■ CHALLENGE
Retype the records that come next, word for word.

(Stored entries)
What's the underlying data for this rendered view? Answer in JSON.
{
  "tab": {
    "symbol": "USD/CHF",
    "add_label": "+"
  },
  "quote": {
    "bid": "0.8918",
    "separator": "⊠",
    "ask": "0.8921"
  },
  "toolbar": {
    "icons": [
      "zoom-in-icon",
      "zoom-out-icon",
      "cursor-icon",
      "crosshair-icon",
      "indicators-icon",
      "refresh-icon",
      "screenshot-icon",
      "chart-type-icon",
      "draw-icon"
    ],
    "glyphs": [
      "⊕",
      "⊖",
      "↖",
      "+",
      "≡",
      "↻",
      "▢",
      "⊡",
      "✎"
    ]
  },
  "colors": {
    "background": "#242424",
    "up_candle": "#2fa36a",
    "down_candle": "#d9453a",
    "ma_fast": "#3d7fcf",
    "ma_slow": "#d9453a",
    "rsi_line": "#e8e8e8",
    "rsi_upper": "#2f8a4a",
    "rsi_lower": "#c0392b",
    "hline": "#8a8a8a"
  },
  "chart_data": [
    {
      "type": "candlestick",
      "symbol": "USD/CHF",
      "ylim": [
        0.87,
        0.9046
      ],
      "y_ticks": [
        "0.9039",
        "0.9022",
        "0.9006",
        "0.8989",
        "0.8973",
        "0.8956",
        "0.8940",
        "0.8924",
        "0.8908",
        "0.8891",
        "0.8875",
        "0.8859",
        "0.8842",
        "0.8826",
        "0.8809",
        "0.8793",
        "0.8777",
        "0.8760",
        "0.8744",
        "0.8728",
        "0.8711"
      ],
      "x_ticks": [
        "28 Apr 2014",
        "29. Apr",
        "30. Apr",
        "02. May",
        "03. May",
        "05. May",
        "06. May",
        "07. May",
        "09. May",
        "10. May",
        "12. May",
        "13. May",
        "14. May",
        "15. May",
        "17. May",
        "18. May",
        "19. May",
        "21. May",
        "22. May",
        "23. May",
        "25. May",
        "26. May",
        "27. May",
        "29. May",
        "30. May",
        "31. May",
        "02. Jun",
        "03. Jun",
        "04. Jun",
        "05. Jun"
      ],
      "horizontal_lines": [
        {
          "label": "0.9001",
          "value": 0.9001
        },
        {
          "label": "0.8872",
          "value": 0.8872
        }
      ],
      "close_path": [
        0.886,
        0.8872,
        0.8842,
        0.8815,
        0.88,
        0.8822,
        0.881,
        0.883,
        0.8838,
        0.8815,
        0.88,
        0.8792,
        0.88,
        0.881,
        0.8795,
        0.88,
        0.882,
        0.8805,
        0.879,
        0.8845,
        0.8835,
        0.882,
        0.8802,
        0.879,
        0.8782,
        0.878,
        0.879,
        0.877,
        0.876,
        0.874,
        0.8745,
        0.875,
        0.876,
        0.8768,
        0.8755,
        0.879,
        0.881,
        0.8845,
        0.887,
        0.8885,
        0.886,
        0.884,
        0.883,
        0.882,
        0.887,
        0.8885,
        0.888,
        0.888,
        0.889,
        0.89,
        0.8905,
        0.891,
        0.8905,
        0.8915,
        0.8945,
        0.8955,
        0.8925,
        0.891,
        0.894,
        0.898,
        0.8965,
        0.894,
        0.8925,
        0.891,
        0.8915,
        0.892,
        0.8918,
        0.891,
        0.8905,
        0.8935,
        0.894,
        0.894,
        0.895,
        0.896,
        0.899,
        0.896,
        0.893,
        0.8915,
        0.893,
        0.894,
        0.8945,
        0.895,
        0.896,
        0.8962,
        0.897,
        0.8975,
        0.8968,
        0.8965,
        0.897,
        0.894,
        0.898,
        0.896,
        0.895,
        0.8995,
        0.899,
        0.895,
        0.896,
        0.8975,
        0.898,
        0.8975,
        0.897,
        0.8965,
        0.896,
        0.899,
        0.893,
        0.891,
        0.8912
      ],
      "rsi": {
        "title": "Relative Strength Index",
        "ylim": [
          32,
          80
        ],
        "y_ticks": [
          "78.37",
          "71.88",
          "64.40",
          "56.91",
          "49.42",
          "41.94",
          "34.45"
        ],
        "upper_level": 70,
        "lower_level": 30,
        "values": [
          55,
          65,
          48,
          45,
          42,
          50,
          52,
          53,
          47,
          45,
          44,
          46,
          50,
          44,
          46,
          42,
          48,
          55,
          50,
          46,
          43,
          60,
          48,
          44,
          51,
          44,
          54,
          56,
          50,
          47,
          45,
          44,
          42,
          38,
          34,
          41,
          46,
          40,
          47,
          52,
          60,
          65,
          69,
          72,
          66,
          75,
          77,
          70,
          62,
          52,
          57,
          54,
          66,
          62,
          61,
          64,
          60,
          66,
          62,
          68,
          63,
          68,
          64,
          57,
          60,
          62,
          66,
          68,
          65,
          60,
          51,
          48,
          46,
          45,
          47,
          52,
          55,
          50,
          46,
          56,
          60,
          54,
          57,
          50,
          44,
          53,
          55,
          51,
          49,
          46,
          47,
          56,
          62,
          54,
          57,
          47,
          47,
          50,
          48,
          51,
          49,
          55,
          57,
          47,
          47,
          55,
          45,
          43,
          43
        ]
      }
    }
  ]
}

■ EXERCISE ANSWER
What's the underlying data for this rendered view? Answer in JSON.
{
  "tab": {
    "symbol": "USD/CHF",
    "add_label": "+"
  },
  "quote": {
    "bid": "0.8918",
    "separator": "⊠",
    "ask": "0.8921"
  },
  "toolbar": {
    "icons": [
      "zoom-in-icon",
      "zoom-out-icon",
      "cursor-icon",
      "crosshair-icon",
      "indicators-icon",
      "refresh-icon",
      "screenshot-icon",
      "chart-type-icon",
      "draw-icon"
    ],
    "glyphs": [
      "⊕",
      "⊖",
      "↖",
      "+",
      "≡",
      "↻",
      "▢",
      "⊡",
      "✎"
    ]
  },
  "colors": {
    "background": "#242424",
    "up_candle": "#2fa36a",
    "down_candle": "#d9453a",
    "ma_fast": "#3d7fcf",
    "ma_slow": "#d9453a",
    "rsi_line": "#e8e8e8",
    "rsi_upper": "#2f8a4a",
    "rsi_lower": "#c0392b",
    "hline": "#8a8a8a"
  },
  "chart_data": [
    {
      "type": "candlestick",
      "symbol": "USD/CHF",
      "ylim": [
        0.87,
        0.9046
      ],
      "y_ticks": [
        "0.9039",
        "0.9022",
        "0.9006",
        "0.8989",
        "0.8973",
        "0.8956",
        "0.8940",
        "0.8924",
        "0.8908",
        "0.8891",
        "0.8875",
        "0.8859",
        "0.8842",
        "0.8826",
        "0.8809",
        "0.8793",
        "0.8777",
        "0.8760",
        "0.8744",
        "0.8728",
        "0.8711"
      ],
      "x_ticks": [
        "28 Apr 2014",
        "29. Apr",
        "30. Apr",
        "02. May",
        "03. May",
        "05. May",
        "06. May",
        "07. May",
        "09. May",
        "10. May",
        "12. May",
        "13. May",
        "14. May",
        "15. May",
        "17. May",
        "18. May",
        "19. May",
        "21. May",
        "22. May",
        "23. May",
        "25. May",
        "26. May",
        "27. May",
        "29. May",
        "30. May",
        "31. May",
        "02. Jun",
        "03. Jun",
        "04. Jun",
        "05. Jun"
      ],
      "horizontal_lines": [
        {
          "label": "0.9001",
          "value": 0.9001
        },
        {
          "label": "0.8872",
          "value": 0.8872
        }
      ],
      "close_path": [
        0.886,
        0.8872,
        0.8842,
        0.8815,
        0.88,
        0.8822,
        0.881,
        0.883,
        0.8838,
        0.8815,
        0.88,
        0.8792,
        0.88,
        0.881,
        0.8795,
        0.88,
        0.882,
        0.8805,
        0.879,
        0.8845,
        0.8835,
        0.882,
        0.8802,
        0.879,
        0.8782,
        0.878,
        0.879,
        0.877,
        0.876,
        0.874,
        0.8745,
        0.875,
        0.876,
        0.8768,
        0.8755,
        0.879,
        0.881,
        0.8845,
        0.887,
        0.8885,
        0.886,
        0.884,
        0.883,
        0.882,
        0.887,
        0.8885,
        0.888,
        0.888,
        0.889,
        0.89,
        0.8905,
        0.891,
        0.8905,
        0.8915,
        0.8945,
        0.8955,
        0.8925,
        0.891,
        0.894,
        0.898,
        0.8965,
        0.894,
        0.8925,
        0.891,
        0.8915,
        0.892,
        0.8918,
        0.891,
        0.8905,
        0.8935,
        0.894,
        0.894,
        0.895,
        0.896,
        0.899,
        0.896,
        0.893,
        0.8915,
        0.893,
        0.894,
        0.8945,
        0.895,
        0.896,
        0.8962,
        0.897,
        0.8975,
        0.8968,
        0.8965,
        0.897,
        0.894,
        0.898,
        0.896,
        0.895,
        0.8995,
        0.899,
        0.895,
        0.896,
        0.8975,
        0.898,
        0.8975,
        0.897,
        0.8965,
        0.896,
        0.899,
        0.893,
        0.891,
        0.8912
      ],
      "rsi": {
        "title": "Relative Strength Index",
        "ylim": [
          32,
          80
        ],
        "y_ticks": [
          "78.37",
          "71.88",
          "64.40",
          "56.91",
          "49.42",
          "41.94",
          "34.45"
        ],
        "upper_level": 70,
        "lower_level": 30,
        "values": [
          55,
          65,
          48,
          45,
          42,
          50,
          52,
          53,
          47,
          45,
          44,
          46,
          50,
          44,
          46,
          42,
          48,
          55,
          50,
          46,
          43,
          60,
          48,
          44,
          51,
          44,
          54,
          56,
          50,
          47,
          45,
          44,
          42,
          38,
          34,
          41,
          46,
          40,
          47,
          52,
          60,
          65,
          69,
          72,
          66,
          75,
          77,
          70,
          62,
          52,
          57,
          54,
          66,
          62,
          61,
          64,
          60,
          66,
          62,
          68,
          63,
          68,
          64,
          57,
          60,
          62,
          66,
          68,
          65,
          60,
          51,
          48,
          46,
          45,
          47,
          52,
          55,
          50,
          46,
          56,
          60,
          54,
          57,
          50,
          44,
          53,
          55,
          51,
          49,
          46,
          47,
          56,
          62,
          54,
          57,
          47,
          47,
          50,
          48,
          51,
          49,
          55,
          57,
          47,
          47,
          55,
          45,
          43,
          43
        ]
      }
    }
  ]
}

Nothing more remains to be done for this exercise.